*PROBLEM STATEMENT*
In the listing that follows, count every line with the word "this" in it and write only the total.

===== GIVEN RECORDS =====

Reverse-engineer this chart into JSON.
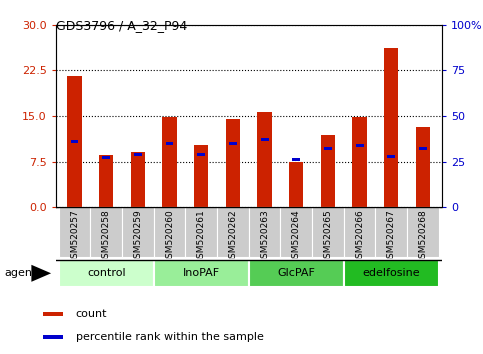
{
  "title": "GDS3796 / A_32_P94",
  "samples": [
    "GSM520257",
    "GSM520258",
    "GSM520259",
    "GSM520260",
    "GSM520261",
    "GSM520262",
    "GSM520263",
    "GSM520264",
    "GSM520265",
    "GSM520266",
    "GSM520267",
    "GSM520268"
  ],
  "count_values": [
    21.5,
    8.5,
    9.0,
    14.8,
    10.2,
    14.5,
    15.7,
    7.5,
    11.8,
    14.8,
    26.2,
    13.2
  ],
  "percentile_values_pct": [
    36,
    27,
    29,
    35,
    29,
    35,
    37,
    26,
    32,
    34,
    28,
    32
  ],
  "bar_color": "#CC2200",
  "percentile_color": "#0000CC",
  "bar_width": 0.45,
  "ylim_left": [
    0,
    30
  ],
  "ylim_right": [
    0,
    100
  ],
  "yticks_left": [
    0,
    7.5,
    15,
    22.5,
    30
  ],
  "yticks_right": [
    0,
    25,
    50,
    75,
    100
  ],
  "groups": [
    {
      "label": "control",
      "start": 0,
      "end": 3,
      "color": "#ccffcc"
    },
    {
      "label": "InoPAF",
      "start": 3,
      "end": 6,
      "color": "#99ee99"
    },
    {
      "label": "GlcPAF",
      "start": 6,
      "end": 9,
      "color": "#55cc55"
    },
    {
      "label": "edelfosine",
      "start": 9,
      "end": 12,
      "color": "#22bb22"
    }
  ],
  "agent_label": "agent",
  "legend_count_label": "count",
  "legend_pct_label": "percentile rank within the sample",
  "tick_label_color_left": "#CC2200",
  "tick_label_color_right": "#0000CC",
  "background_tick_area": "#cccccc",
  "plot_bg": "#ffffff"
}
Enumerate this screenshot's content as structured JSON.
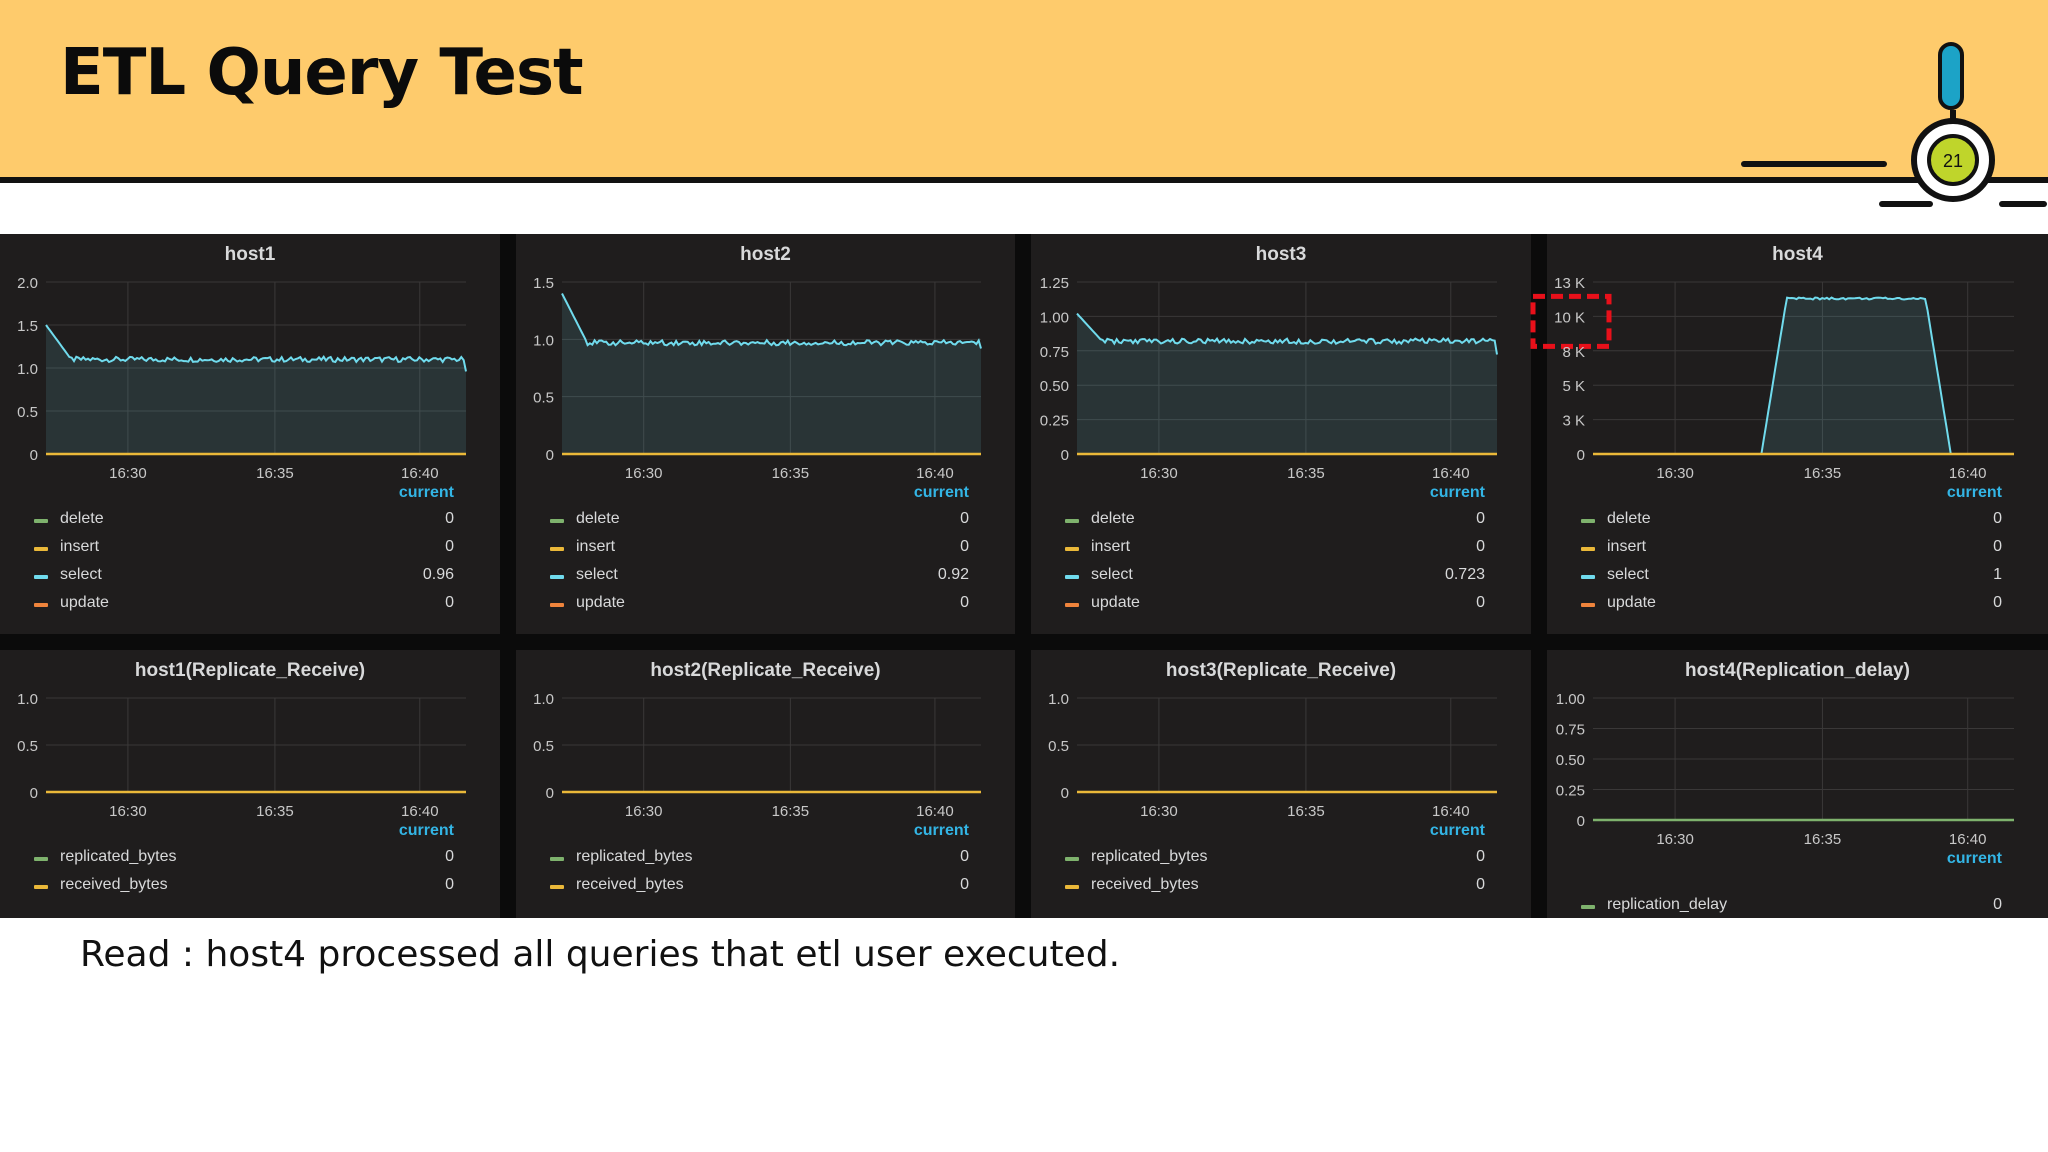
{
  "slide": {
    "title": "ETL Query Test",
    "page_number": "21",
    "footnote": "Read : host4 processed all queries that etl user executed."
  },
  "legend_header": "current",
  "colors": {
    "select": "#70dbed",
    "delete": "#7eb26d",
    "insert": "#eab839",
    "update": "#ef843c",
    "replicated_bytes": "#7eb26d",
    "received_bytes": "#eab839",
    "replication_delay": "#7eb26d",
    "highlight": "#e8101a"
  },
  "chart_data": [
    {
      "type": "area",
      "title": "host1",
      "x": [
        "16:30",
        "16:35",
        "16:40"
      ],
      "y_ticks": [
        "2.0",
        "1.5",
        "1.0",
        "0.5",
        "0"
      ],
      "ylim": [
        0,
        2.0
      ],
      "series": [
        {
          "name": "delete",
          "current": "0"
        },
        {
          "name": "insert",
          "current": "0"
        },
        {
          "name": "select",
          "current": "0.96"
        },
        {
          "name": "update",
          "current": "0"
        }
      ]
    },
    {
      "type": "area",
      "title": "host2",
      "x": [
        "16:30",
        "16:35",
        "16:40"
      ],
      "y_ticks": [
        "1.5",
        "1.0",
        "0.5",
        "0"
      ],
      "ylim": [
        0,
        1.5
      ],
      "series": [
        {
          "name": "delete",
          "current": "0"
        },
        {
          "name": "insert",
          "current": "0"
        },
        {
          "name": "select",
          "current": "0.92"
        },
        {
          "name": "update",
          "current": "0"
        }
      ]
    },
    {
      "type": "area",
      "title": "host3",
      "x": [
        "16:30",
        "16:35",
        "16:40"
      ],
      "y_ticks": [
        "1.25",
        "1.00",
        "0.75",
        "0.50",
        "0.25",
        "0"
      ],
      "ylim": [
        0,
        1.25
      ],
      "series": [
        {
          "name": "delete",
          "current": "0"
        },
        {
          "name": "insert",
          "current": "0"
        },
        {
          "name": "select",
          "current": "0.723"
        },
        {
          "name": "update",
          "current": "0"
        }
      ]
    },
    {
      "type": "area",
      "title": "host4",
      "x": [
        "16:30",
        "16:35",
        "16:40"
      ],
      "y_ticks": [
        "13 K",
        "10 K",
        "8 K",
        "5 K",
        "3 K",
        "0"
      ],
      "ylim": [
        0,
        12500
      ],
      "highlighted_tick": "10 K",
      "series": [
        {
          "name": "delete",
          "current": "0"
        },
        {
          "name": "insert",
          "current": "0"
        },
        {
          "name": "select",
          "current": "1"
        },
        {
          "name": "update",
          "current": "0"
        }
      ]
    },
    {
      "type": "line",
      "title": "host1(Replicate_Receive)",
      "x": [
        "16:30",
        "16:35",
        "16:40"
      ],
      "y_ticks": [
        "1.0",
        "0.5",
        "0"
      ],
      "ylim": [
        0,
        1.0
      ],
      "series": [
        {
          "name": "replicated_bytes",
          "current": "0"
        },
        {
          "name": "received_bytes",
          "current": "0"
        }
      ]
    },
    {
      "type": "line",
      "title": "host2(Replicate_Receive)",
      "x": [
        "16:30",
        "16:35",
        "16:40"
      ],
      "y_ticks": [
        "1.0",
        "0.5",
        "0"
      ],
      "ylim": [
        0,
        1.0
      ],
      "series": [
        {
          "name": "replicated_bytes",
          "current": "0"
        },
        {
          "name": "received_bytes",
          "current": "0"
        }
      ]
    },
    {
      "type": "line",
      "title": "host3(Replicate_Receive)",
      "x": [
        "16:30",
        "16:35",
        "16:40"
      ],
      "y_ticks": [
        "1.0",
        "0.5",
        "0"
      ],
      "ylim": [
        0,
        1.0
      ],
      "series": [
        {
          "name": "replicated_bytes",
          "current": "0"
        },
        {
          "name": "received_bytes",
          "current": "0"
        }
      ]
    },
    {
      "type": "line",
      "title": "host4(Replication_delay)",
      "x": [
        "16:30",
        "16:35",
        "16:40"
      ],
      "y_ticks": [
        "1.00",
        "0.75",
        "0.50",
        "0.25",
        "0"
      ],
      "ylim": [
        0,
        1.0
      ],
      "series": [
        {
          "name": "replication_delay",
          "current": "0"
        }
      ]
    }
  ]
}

=====

*SOLUTION TO THE PROBLEM*
2